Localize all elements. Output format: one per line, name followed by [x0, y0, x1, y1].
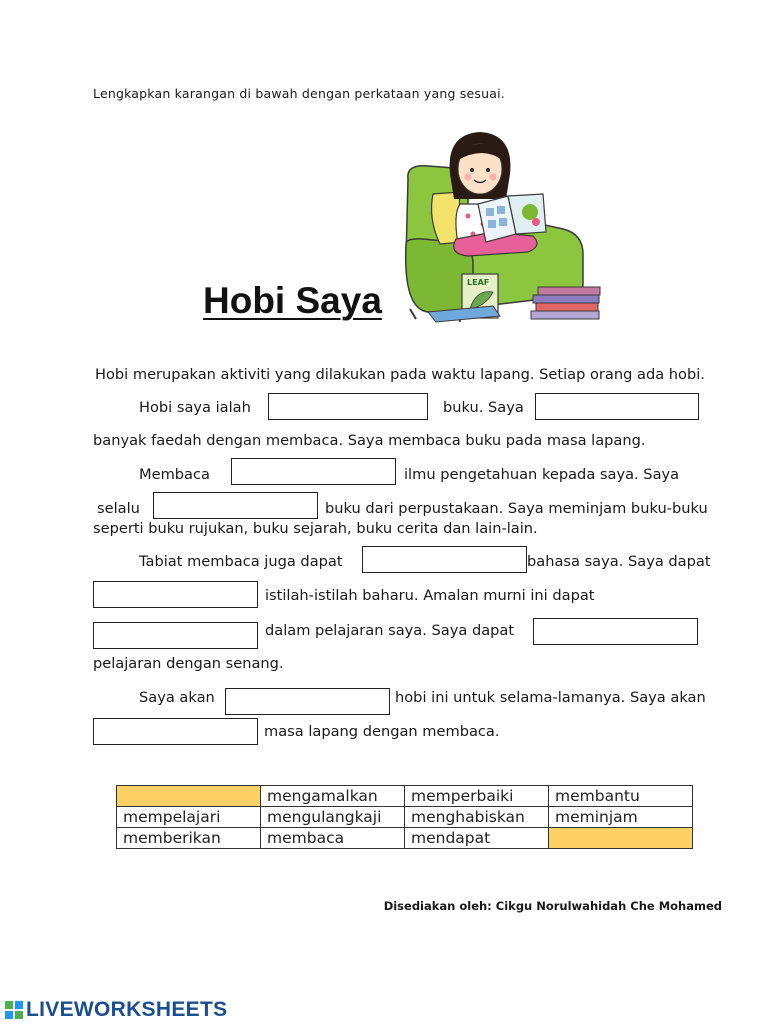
answer-input-9[interactable] — [226, 689, 389, 714]
passage-text: Saya akan — [139, 689, 215, 706]
liveworksheets-logo-icon — [4, 1000, 24, 1020]
girl-reading-illustration — [398, 124, 613, 329]
word-bank-cell: membaca — [261, 828, 405, 849]
word-bank-cell: memperbaiki — [405, 786, 549, 807]
answer-input-2[interactable] — [536, 394, 698, 419]
word-bank-cell: mempelajari — [117, 807, 261, 828]
passage-text: buku. Saya — [443, 399, 524, 416]
answer-blank-5[interactable] — [362, 546, 527, 573]
passage-text: Membaca — [139, 466, 210, 483]
word-bank-table — [116, 785, 693, 849]
word-bank-cell: mengamalkan — [261, 786, 405, 807]
answer-blank-4[interactable] — [153, 492, 318, 519]
table-row — [117, 786, 693, 807]
word-bank-cell: meminjam — [549, 807, 693, 828]
liveworksheets-branding[interactable] — [4, 998, 227, 1022]
passage-text: masa lapang dengan membaca. — [264, 723, 500, 740]
table-row — [117, 828, 693, 849]
word-bank-cell: mengulangkaji — [261, 807, 405, 828]
answer-blank-2[interactable] — [535, 393, 699, 420]
word-bank-cell — [549, 828, 693, 849]
passage-text: buku dari perpustakaan. Saya meminjam buku-buku — [325, 500, 708, 517]
credit-text: Disediakan oleh: Cikgu Norulwahidah Che Mohamed — [383, 899, 722, 913]
answer-blank-3[interactable] — [231, 458, 396, 485]
answer-input-1[interactable] — [269, 394, 427, 419]
passage-text: bahasa saya. Saya dapat — [527, 553, 711, 570]
passage-text: seperti buku rujukan, buku sejarah, buku cerita dan lain-lain. — [93, 520, 538, 537]
answer-blank-8[interactable] — [533, 618, 698, 645]
answer-input-3[interactable] — [232, 459, 395, 484]
table-row — [117, 807, 693, 828]
answer-input-10[interactable] — [94, 719, 257, 744]
answer-blank-7[interactable] — [93, 622, 258, 649]
answer-blank-10[interactable] — [93, 718, 258, 745]
instruction-text: Lengkapkan karangan di bawah dengan perkataan yang sesuai. — [93, 86, 505, 101]
answer-input-7[interactable] — [94, 623, 257, 648]
answer-input-4[interactable] — [154, 493, 317, 518]
answer-input-6[interactable] — [94, 582, 257, 607]
answer-blank-1[interactable] — [268, 393, 428, 420]
passage-text: pelajaran dengan senang. — [93, 655, 284, 672]
passage-intro: Hobi merupakan aktiviti yang dilakukan pada waktu lapang. Setiap orang ada hobi. — [95, 366, 705, 383]
answer-input-5[interactable] — [363, 547, 526, 572]
word-bank-cell: memberikan — [117, 828, 261, 849]
page-title: Hobi Saya — [203, 280, 382, 321]
answer-blank-6[interactable] — [93, 581, 258, 608]
passage-text: dalam pelajaran saya. Saya dapat — [265, 622, 515, 639]
passage-text: istilah-istilah baharu. Amalan murni ini dapat — [265, 587, 595, 604]
passage-text: Tabiat membaca juga dapat — [139, 553, 343, 570]
passage-text: Hobi saya ialah — [139, 399, 251, 416]
word-bank-cell: mendapat — [405, 828, 549, 849]
word-bank-cell — [117, 786, 261, 807]
passage-text: selalu — [97, 500, 140, 517]
word-bank-cell: membantu — [549, 786, 693, 807]
brand-name: LIVEWORKSHEETS — [26, 998, 228, 1021]
passage-text: ilmu pengetahuan kepada saya. Saya — [404, 466, 680, 483]
book-cover-label: LEAF — [467, 278, 490, 287]
answer-blank-9[interactable] — [225, 688, 390, 715]
word-bank-cell: menghabiskan — [405, 807, 549, 828]
passage-text: banyak faedah dengan membaca. Saya membaca buku pada masa lapang. — [93, 432, 646, 449]
passage-text: hobi ini untuk selama-lamanya. Saya akan — [395, 689, 706, 706]
answer-input-8[interactable] — [534, 619, 697, 644]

TASK OBJECTIVE: Update the material above by changing every "passage-text" to "essay-text" and leaving everything else untouched. Omit the pictures from your answer.

PROBLEM SOLUTION:
Localize all elements. Output format: one per line, name followed by [x0, y0, x1, y1].
answer-input-9[interactable] — [226, 689, 389, 714]
essay-text: Saya akan — [139, 689, 215, 706]
liveworksheets-logo-icon — [4, 1000, 24, 1020]
girl-reading-illustration — [398, 124, 613, 329]
word-bank-cell: membaca — [261, 828, 405, 849]
word-bank-cell: memperbaiki — [405, 786, 549, 807]
answer-input-2[interactable] — [536, 394, 698, 419]
word-bank-cell: mempelajari — [117, 807, 261, 828]
essay-text: buku. Saya — [443, 399, 524, 416]
answer-blank-5[interactable] — [362, 546, 527, 573]
essay-text: Membaca — [139, 466, 210, 483]
word-bank-table — [116, 785, 693, 849]
word-bank-cell: mengamalkan — [261, 786, 405, 807]
answer-blank-4[interactable] — [153, 492, 318, 519]
table-row — [117, 786, 693, 807]
word-bank-cell: meminjam — [549, 807, 693, 828]
liveworksheets-branding[interactable] — [4, 998, 227, 1022]
essay-text: masa lapang dengan membaca. — [264, 723, 500, 740]
table-row — [117, 828, 693, 849]
word-bank-cell: mengulangkaji — [261, 807, 405, 828]
answer-blank-2[interactable] — [535, 393, 699, 420]
word-bank-cell — [549, 828, 693, 849]
essay-text: buku dari perpustakaan. Saya meminjam buku-buku — [325, 500, 708, 517]
credit-text: Disediakan oleh: Cikgu Norulwahidah Che Mohamed — [383, 899, 722, 913]
answer-blank-3[interactable] — [231, 458, 396, 485]
answer-input-1[interactable] — [269, 394, 427, 419]
essay-text: bahasa saya. Saya dapat — [527, 553, 711, 570]
essay-text: seperti buku rujukan, buku sejarah, buku cerita dan lain-lain. — [93, 520, 538, 537]
answer-blank-8[interactable] — [533, 618, 698, 645]
answer-input-3[interactable] — [232, 459, 395, 484]
table-row — [117, 807, 693, 828]
answer-input-10[interactable] — [94, 719, 257, 744]
answer-blank-7[interactable] — [93, 622, 258, 649]
answer-blank-10[interactable] — [93, 718, 258, 745]
instruction-text: Lengkapkan karangan di bawah dengan perkataan yang sesuai. — [93, 86, 505, 101]
answer-input-7[interactable] — [94, 623, 257, 648]
answer-input-4[interactable] — [154, 493, 317, 518]
answer-input-6[interactable] — [94, 582, 257, 607]
answer-blank-1[interactable] — [268, 393, 428, 420]
essay-text: pelajaran dengan senang. — [93, 655, 284, 672]
passage-intro: Hobi merupakan aktiviti yang dilakukan pada waktu lapang. Setiap orang ada hobi. — [95, 366, 705, 383]
answer-input-5[interactable] — [363, 547, 526, 572]
word-bank-cell: memberikan — [117, 828, 261, 849]
page-title: Hobi Saya — [203, 280, 382, 321]
answer-blank-6[interactable] — [93, 581, 258, 608]
essay-text: dalam pelajaran saya. Saya dapat — [265, 622, 515, 639]
essay-text: istilah-istilah baharu. Amalan murni ini dapat — [265, 587, 595, 604]
essay-text: Tabiat membaca juga dapat — [139, 553, 343, 570]
essay-text: Hobi saya ialah — [139, 399, 251, 416]
word-bank-cell: mendapat — [405, 828, 549, 849]
word-bank-cell — [117, 786, 261, 807]
essay-text: selalu — [97, 500, 140, 517]
word-bank-cell: membantu — [549, 786, 693, 807]
brand-name: LIVEWORKSHEETS — [26, 998, 228, 1021]
essay-text: ilmu pengetahuan kepada saya. Saya — [404, 466, 680, 483]
book-cover-label: LEAF — [467, 278, 490, 287]
answer-blank-9[interactable] — [225, 688, 390, 715]
word-bank-cell: menghabiskan — [405, 807, 549, 828]
essay-text: banyak faedah dengan membaca. Saya membaca buku pada masa lapang. — [93, 432, 646, 449]
essay-text: hobi ini untuk selama-lamanya. Saya akan — [395, 689, 706, 706]
answer-input-8[interactable] — [534, 619, 697, 644]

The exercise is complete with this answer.